- Brief
Copy out all lines in the data below containing the string "dans".

** Start Records for this exercise **

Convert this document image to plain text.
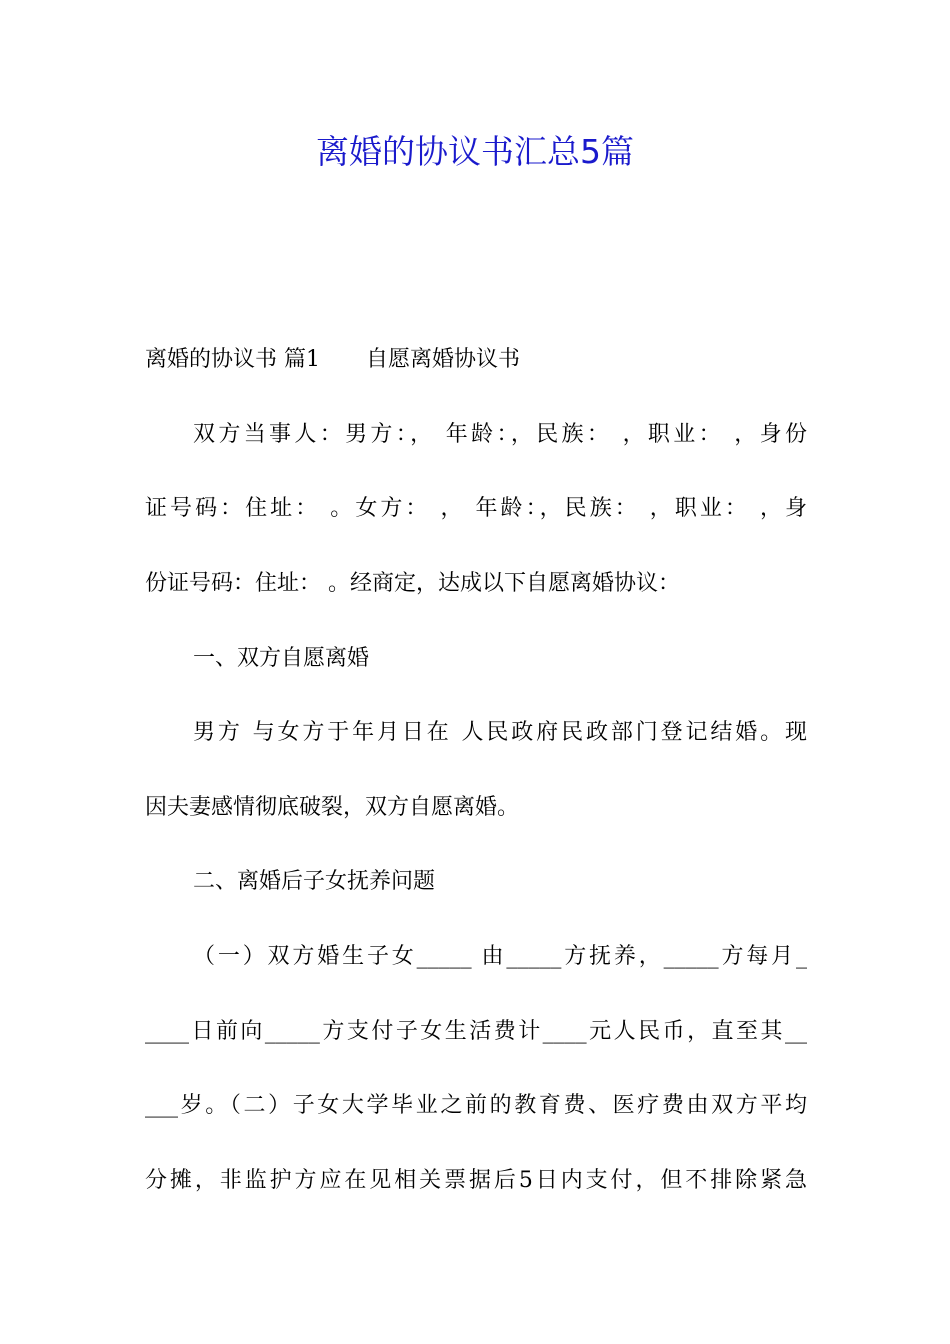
离婚的协议书汇总5篇
离婚的协议书 篇1 自愿离婚协议书
双方当事人：男方：， 年龄：，民族： ，职业： ，身份
证号码：住址： 。女方： ， 年龄：，民族： ，职业： ，身
份证号码：住址： 。经商定，达成以下自愿离婚协议：
一、双方自愿离婚
男方 与女方于年月日在 人民政府民政部门登记结婚。现
因夫妻感情彻底破裂，双方自愿离婚。
二、离婚后子女抚养问题
（一）双方婚生子女_____ 由_____方抚养，_____方每月_
____日前向_____方支付子女生活费计____元人民币，直至其__
___岁。（二）子女大学毕业之前的教育费、医疗费由双方平均
分摊，非监护方应在见相关票据后5日内支付，但不排除紧急
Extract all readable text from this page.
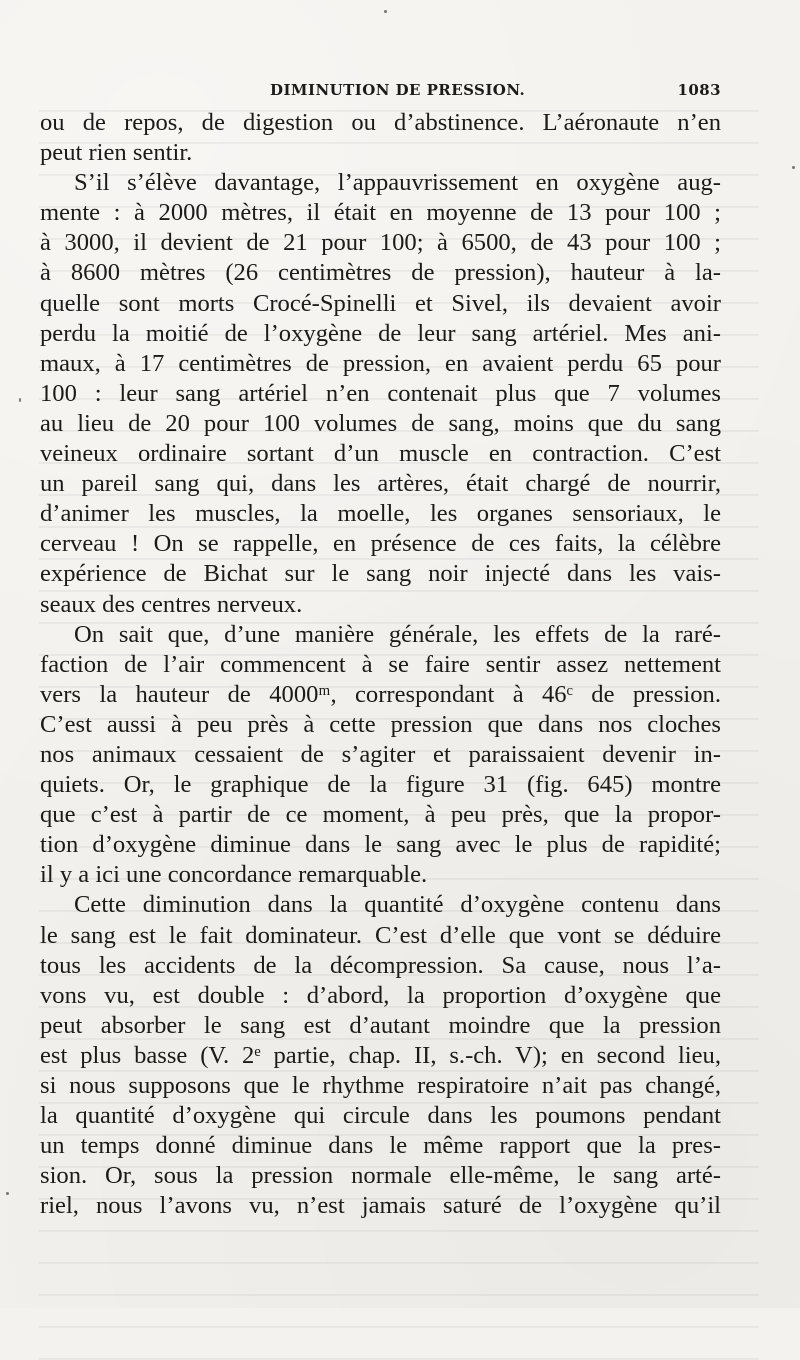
DIMINUTION DE PRESSION.	1083
ou de repos, de digestion ou d’abstinence. L’aéronaute n’en
peut rien sentir.
S’il s’élève davantage, l’appauvrissement en oxygène aug-
mente : à 2000 mètres, il était en moyenne de 13 pour 100 ;
à 3000, il devient de 21 pour 100; à 6500, de 43 pour 100 ;
à 8600 mètres (26 centimètres de pression), hauteur à la-
quelle sont morts Crocé-Spinelli et Sivel, ils devaient avoir
perdu la moitié de l’oxygène de leur sang artériel. Mes ani-
maux, à 17 centimètres de pression, en avaient perdu 65 pour
100 : leur sang artériel n’en contenait plus que 7 volumes
au lieu de 20 pour 100 volumes de sang, moins que du sang
veineux ordinaire sortant d’un muscle en contraction. C’est
un pareil sang qui, dans les artères, était chargé de nourrir,
d’animer les muscles, la moelle, les organes sensoriaux, le
cerveau ! On se rappelle, en présence de ces faits, la célèbre
expérience de Bichat sur le sang noir injecté dans les vais-
seaux des centres nerveux.
On sait que, d’une manière générale, les effets de la raré-
faction de l’air commencent à se faire sentir assez nettement
vers la hauteur de 4000ᵐ, correspondant à 46ᶜ de pression.
C’est aussi à peu près à cette pression que dans nos cloches
nos animaux cessaient de s’agiter et paraissaient devenir in-
quiets. Or, le graphique de la figure 31 (fig. 645) montre
que c’est à partir de ce moment, à peu près, que la propor-
tion d’oxygène diminue dans le sang avec le plus de rapidité;
il y a ici une concordance remarquable.
Cette diminution dans la quantité d’oxygène contenu dans
le sang est le fait dominateur. C’est d’elle que vont se déduire
tous les accidents de la décompression. Sa cause, nous l’a-
vons vu, est double : d’abord, la proportion d’oxygène que
peut absorber le sang est d’autant moindre que la pression
est plus basse (V. 2ᵉ partie, chap. II, s.-ch. V); en second lieu,
si nous supposons que le rhythme respiratoire n’ait pas changé,
la quantité d’oxygène qui circule dans les poumons pendant
un temps donné diminue dans le même rapport que la pres-
sion. Or, sous la pression normale elle-même, le sang arté-
riel, nous l’avons vu, n’est jamais saturé de l’oxygène qu’il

** End Records for this exercise **

- Solution
un pareil sang qui, dans les artères, était chargé de nourrir,
expérience de Bichat sur le sang noir injecté dans les vais-
C’est aussi à peu près à cette pression que dans nos cloches
tion d’oxygène diminue dans le sang avec le plus de rapidité;
Cette diminution dans la quantité d’oxygène contenu dans
la quantité d’oxygène qui circule dans les poumons pendant
un temps donné diminue dans le même rapport que la pres-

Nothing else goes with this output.